>> START Information given

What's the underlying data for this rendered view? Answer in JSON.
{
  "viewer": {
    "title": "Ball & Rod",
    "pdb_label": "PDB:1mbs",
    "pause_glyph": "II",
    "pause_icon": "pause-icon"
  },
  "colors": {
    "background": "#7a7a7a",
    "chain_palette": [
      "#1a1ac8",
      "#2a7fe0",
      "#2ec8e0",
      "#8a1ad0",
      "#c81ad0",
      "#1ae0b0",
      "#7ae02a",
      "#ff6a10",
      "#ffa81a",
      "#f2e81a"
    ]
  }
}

>> END Information given

Print the material above once more, exactly.

▶ [Response to the exercise]:
What's the underlying data for this rendered view? Answer in JSON.
{
  "viewer": {
    "title": "Ball & Rod",
    "pdb_label": "PDB:1mbs",
    "pause_glyph": "II",
    "pause_icon": "pause-icon"
  },
  "colors": {
    "background": "#7a7a7a",
    "chain_palette": [
      "#1a1ac8",
      "#2a7fe0",
      "#2ec8e0",
      "#8a1ad0",
      "#c81ad0",
      "#1ae0b0",
      "#7ae02a",
      "#ff6a10",
      "#ffa81a",
      "#f2e81a"
    ]
  }
}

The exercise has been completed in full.